Leo Kardinal Scheffczyk: Weihnachten – Das Geheimnis der übergroßen Liebe Gottes

Leo Kardinal Scheffczyk über das Wesen und den Kern des Weihnachtsfestes

23.12.2022 aktuelles
Im Advent 2004 gab Kardinal Leo Scheffczyk (1920-2005) KIRCHE IN NOT ein auch heute noch viel beachtetes Interview über die Verflachung und Verfälschung des Weihnachtsfestes, die Einzigartigkeit des Christentums unter den Religionen und darüber, wie man Weihnachten heute neu erleben kann.

Papst Benedikt XVI., der Leo Scheffczyk aus der gemeinsamen Zeit in Freising kannte, nannte ihn einmal einen „herausragenden Prediger und verheißungsvollen Theologen“.

Wir dokumentieren das Interview zum 15. Todestag des am 8. Dezember 2005 verstorbenen Kardinals. Das Gespräch führte Michael Ragg.

Leo Kardinal Scheffczyk (1920-2005). © Leo-Scheffczyk-Zentrum Bregenz
MICHAEL RAGG: Herr Kardinal, häufig kann man in der Vorweihnachtszeit hören und lesen, Weihnachten sei gar kein christliches Fest, das Weihnachtsfest sei viel älter als das Christentum, da habe man eben die Wintersonnenwende oder irgendeinen Sonnengott gefeiert und die Kirche habe dieses Fest einfach übernommen. Was unterscheidet das christliche Weihnachtsfest von seinen heidnischen Vorläufern?

Datensätze

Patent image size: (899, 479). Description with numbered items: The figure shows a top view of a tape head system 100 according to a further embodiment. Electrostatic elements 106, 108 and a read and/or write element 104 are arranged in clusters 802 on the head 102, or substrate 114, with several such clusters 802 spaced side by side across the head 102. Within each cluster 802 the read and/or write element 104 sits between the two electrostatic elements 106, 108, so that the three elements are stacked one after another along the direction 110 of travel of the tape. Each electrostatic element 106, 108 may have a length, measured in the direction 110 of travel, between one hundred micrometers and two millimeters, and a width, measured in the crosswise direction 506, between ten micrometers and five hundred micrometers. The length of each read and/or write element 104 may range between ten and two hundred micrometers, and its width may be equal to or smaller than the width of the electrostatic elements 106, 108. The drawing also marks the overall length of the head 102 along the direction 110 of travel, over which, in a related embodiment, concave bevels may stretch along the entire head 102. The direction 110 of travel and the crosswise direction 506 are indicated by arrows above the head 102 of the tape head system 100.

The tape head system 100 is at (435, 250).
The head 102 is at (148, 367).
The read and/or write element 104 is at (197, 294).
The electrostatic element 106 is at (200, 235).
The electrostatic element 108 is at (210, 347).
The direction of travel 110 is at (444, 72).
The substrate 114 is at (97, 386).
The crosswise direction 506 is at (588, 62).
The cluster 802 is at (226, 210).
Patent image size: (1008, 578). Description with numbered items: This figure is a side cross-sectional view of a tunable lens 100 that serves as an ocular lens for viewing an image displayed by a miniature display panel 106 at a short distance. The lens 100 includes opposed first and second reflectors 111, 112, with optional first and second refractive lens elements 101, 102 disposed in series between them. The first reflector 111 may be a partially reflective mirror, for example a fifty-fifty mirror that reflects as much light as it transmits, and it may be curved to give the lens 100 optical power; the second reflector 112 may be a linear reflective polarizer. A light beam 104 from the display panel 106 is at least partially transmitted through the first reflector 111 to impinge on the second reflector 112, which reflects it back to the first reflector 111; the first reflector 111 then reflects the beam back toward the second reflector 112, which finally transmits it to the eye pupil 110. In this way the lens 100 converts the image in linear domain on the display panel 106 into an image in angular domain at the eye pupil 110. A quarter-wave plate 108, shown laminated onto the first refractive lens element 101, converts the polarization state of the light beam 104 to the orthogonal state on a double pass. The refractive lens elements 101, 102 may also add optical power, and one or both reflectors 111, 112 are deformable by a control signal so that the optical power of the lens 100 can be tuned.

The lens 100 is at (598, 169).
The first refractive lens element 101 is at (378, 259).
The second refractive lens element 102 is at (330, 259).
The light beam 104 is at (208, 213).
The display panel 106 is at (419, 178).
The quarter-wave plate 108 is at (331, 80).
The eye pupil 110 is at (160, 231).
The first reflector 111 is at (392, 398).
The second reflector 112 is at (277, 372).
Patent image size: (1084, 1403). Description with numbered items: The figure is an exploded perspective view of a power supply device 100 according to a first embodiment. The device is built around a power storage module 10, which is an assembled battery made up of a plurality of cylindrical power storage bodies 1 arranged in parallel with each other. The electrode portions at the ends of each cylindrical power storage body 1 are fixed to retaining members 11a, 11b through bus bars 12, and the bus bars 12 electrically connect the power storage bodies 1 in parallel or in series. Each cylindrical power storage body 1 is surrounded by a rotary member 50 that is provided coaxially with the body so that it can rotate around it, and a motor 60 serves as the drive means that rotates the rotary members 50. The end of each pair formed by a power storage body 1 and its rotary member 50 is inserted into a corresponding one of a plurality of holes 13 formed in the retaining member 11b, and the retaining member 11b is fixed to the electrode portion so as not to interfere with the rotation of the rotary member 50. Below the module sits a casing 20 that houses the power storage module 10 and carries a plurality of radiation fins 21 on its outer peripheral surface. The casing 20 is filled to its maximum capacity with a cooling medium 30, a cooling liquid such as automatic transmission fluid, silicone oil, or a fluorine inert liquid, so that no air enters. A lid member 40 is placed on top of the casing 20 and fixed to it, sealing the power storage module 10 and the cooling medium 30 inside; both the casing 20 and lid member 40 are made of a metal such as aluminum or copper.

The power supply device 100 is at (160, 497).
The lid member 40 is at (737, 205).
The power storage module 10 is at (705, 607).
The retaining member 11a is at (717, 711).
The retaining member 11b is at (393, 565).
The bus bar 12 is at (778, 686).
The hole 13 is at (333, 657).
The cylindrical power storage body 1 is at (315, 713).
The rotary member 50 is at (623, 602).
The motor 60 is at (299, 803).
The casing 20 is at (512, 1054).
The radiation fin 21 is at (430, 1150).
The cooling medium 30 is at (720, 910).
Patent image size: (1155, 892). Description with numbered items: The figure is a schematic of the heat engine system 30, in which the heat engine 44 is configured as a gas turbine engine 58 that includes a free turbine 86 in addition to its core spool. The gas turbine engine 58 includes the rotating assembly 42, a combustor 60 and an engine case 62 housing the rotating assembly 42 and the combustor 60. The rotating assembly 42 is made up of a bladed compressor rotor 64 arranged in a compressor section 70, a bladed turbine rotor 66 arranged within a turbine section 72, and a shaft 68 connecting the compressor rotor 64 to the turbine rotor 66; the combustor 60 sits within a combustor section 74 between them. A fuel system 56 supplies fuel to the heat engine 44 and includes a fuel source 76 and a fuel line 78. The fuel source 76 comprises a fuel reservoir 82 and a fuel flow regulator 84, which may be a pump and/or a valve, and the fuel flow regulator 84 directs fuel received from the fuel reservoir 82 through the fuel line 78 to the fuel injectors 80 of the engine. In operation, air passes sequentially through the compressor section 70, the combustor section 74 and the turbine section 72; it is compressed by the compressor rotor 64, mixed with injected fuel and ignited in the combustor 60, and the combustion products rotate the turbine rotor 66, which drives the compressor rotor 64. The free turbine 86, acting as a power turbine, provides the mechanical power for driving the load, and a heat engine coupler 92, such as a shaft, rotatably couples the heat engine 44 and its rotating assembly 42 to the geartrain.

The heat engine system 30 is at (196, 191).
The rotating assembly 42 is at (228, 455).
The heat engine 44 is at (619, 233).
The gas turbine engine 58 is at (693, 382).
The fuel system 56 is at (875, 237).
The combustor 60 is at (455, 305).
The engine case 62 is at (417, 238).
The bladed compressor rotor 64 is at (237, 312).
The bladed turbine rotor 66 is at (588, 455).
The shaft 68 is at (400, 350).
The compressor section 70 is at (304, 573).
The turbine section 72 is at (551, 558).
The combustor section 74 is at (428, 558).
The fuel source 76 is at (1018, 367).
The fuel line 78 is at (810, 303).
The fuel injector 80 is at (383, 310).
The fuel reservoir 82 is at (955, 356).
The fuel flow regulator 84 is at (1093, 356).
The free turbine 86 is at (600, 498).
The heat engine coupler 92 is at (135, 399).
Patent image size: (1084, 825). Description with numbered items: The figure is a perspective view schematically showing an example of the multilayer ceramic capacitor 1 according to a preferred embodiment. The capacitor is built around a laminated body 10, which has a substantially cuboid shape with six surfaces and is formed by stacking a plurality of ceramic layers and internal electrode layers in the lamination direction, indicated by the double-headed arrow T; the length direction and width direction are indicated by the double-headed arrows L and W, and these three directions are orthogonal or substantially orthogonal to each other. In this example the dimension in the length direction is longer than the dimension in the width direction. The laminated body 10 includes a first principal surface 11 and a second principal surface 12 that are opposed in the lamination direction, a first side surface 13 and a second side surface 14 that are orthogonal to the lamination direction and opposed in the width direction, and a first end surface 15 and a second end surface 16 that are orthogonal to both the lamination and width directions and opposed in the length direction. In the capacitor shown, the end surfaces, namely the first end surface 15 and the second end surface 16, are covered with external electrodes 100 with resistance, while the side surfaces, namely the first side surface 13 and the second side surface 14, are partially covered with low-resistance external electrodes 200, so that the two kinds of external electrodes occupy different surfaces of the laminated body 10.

Arbeitsanweisung
Gib den Textauszug oben über Kardinal Scheffczyk und das Weihnachtsfest vollständig und Zeichen für Zeichen unverändert aus.

Gelöste Aufgabe
Leo Kardinal Scheffczyk: Weihnachten – Das Geheimnis der übergroßen Liebe Gottes

Leo Kardinal Scheffczyk über das Wesen und den Kern des Weihnachtsfestes

23.12.2022 aktuelles
Im Advent 2004 gab Kardinal Leo Scheffczyk (1920-2005) KIRCHE IN NOT ein auch heute noch viel beachtetes Interview über die Verflachung und Verfälschung des Weihnachtsfestes, die Einzigartigkeit des Christentums unter den Religionen und darüber, wie man Weihnachten heute neu erleben kann.

Papst Benedikt XVI., der Leo Scheffczyk aus der gemeinsamen Zeit in Freising kannte, nannte ihn einmal einen „herausragenden Prediger und verheißungsvollen Theologen“.

Wir dokumentieren das Interview zum 15. Todestag des am 8. Dezember 2005 verstorbenen Kardinals. Das Gespräch führte Michael Ragg.

Leo Kardinal Scheffczyk (1920-2005). © Leo-Scheffczyk-Zentrum Bregenz
MICHAEL RAGG: Herr Kardinal, häufig kann man in der Vorweihnachtszeit hören und lesen, Weihnachten sei gar kein christliches Fest, das Weihnachtsfest sei viel älter als das Christentum, da habe man eben die Wintersonnenwende oder irgendeinen Sonnengott gefeiert und die Kirche habe dieses Fest einfach übernommen. Was unterscheidet das christliche Weihnachtsfest von seinen heidnischen Vorläufern?